## TASK A
From the film review of 'At Eternity's Gate', write out the part that opens with the words containing "The film centres" and closes with "an equal foil.".
## TASK B
In the review of 'At Eternity's Gate', which actor plays Paul Gaugin?
## TASK C
Carry on the review of 'At Eternity's Gate' from its last sentence.

# PAGE TEXT start

I believe any film fan's relationship with the biopic feature can't transcend beyond love-hate. Due to the stature of the subject material tends to only fall between one of two results; beautifully moving, or painfully truncated for the filmic form. It feels like we've endured more of the latter recently, but thankfully that isn't the case with 'At Eternity's Gate'. Rendered more as a film seen through the eyes of its tormented protagonist, it is a fittingly artistic piece of work that exquisitely portrays its subject with nuance and depth. Vincent van Gogh was a complex figure, a man who has remained an unequivocal facet to our cultural zeitgeist, but also a man who was riddled with demons. And with the film taking the approach into a character study, it rightfully provides a profound dissection of the larger-than-life artist.
The film centres on the final years of Vincent van Gogh (Willem Dafoe, 'The Florida Project'), time he predominantly occupied in Arles, France as he continued to try and assert himself as a respected painter. Vincent is living in a self-imposed exile, his strives for success having brought him pain. His brother, a prominent art dealer, is struggling to sell his works, while van Gogh has become over-reliant on his friendship with fellow artist Paul Gaugin (Oscar Isaac, 'Inside Llewyn Davis') for camaraderie and acceptance. To escape his pain, Van Gogh hopes to focus on his belonging with eternity. But as his artistic endeavours bring him affliction, it coalesces with his staggering battles with mental illness that proved an equal foil.
WATCH: 'AT ETERNITY'S GATE'
'At Eternity's Gate' is intended to place the audience in the mindset of van Gogh himself - a complicated, tragic figure who did not see the world through naturalistic means. With this, the style of filmmaking on display is never intended to be presented in a certitude of factual reality, especially since van Gogh's final days are, to this day, still shrouded in mystery. Schnabel's film is impressionistic and soulful, as were van Gogh's artworks. The film is stated to draw its biography from letters and commonly agreed events that are based in best showcasing the layered dimensions of van Gogh, as an individual. And it proves to be the film's greatest strength.

# PAGE TEXT end
# GIVEN DATA start

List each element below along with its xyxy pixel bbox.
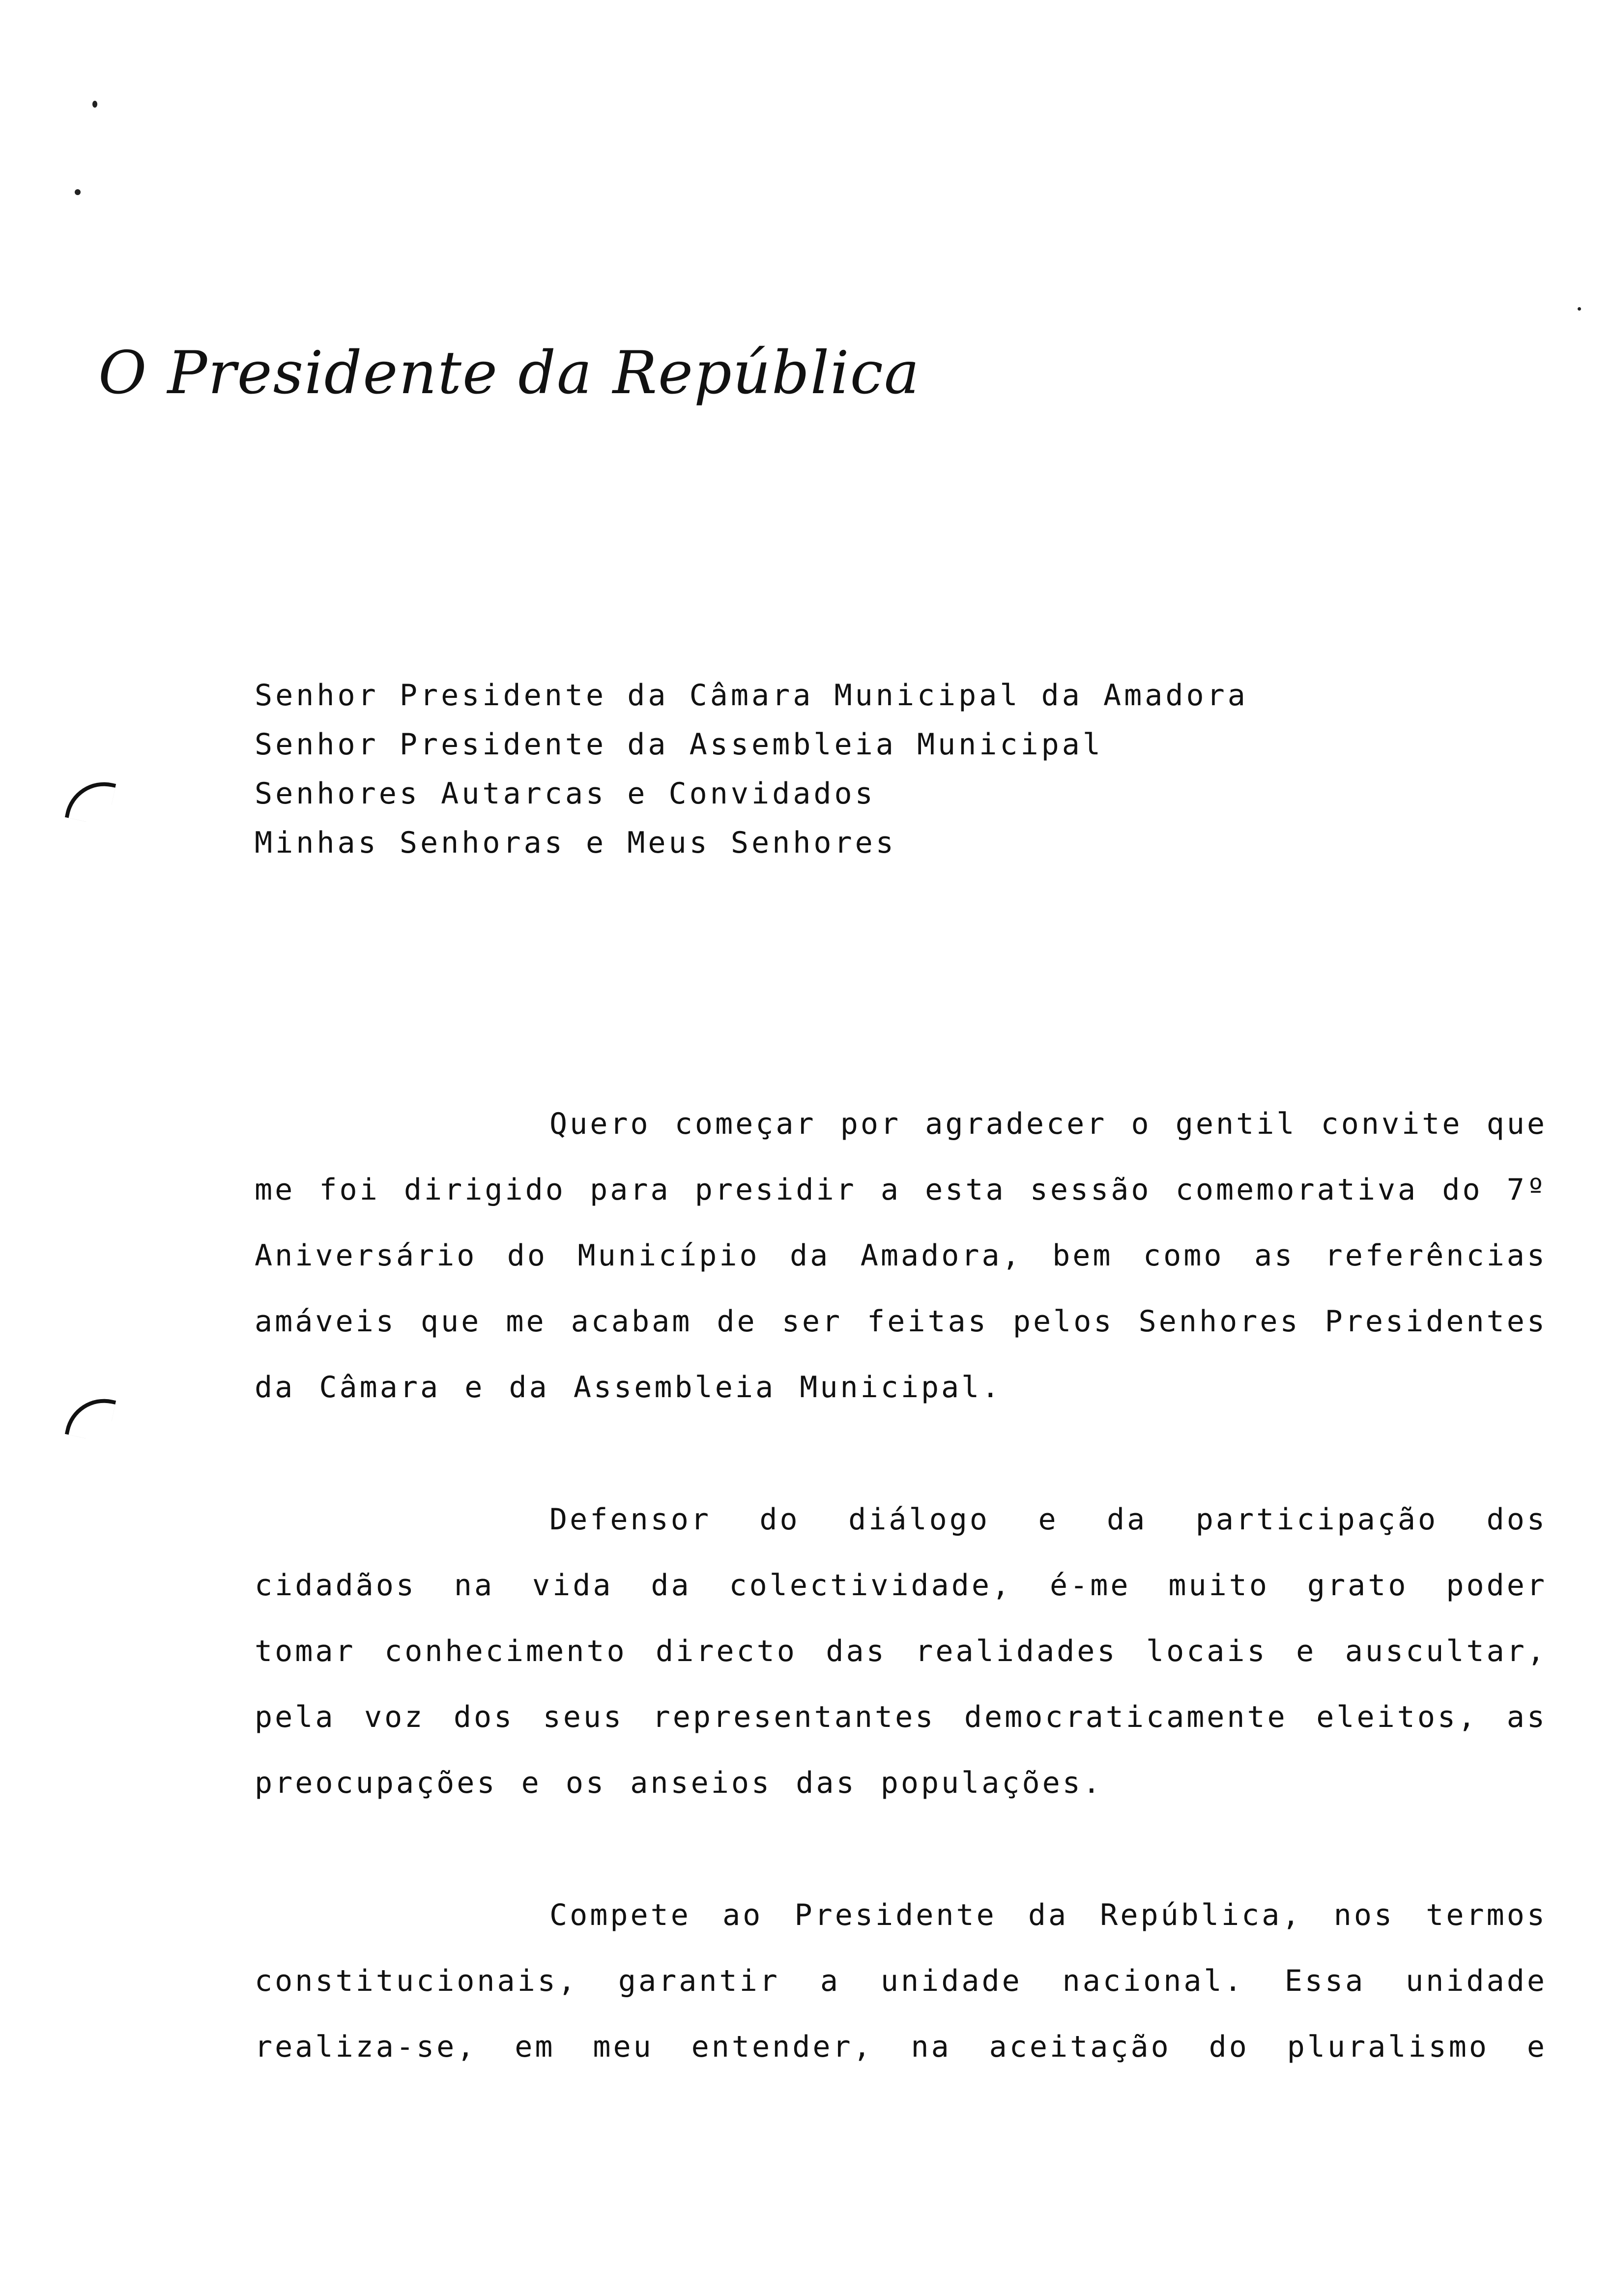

# GIVEN DATA end

## TASK RESULT A
The film centres on the final years of Vincent van Gogh (Willem Dafoe, 'The Florida Project'), time he predominantly occupied in Arles, France as he continued to try and assert himself as a respected painter. Vincent is living in a self-imposed exile, his strives for success having brought him pain. His brother, a prominent art dealer, is struggling to sell his works, while van Gogh has become over-reliant on his friendship with fellow artist Paul Gaugin (Oscar Isaac, 'Inside Llewyn Davis') for camaraderie and acceptance. To escape his pain, Van Gogh hopes to focus on his belonging with eternity. But as his artistic endeavours bring him affliction, it coalesces with his staggering battles with mental illness that proved an equal foil.

## TASK RESULT B
Oscar Isaac

## TASK RESULT C
The film is a mesmerisingly compelling piece of work, as it perfectly understands the best cinematic route to portray its artful subject matter. Primarily, because the film doesn't take the easy greatest hits approach to its storytelling; it genuinely tries to explore visually van Gogh's complex and tragic mind with great empathy. With its meditative examination, the film makes the most of its composition, constructing delightful use of inventive cinematography to show every inch of ecstasy, torment and mysticism that imbued van Gogh's legend. This sensorial approach is able to illustrate, moreover, that at the centre of this larger-than-life artist was his toils and humanity. Additionally, it is a showcase of what this medium can distinctively provide on an emotional level, with the film's spiritual transcendence effortlessly bestowed throughout.
Willem Dafoe, whose Academy Award nomination came as a surprise, reminds us only moments into the film why said performance has gained the acclaim. He is utterly exquisite in the role, offering great humanity with elegiac emotion at this man lost within his own fragmented psyche.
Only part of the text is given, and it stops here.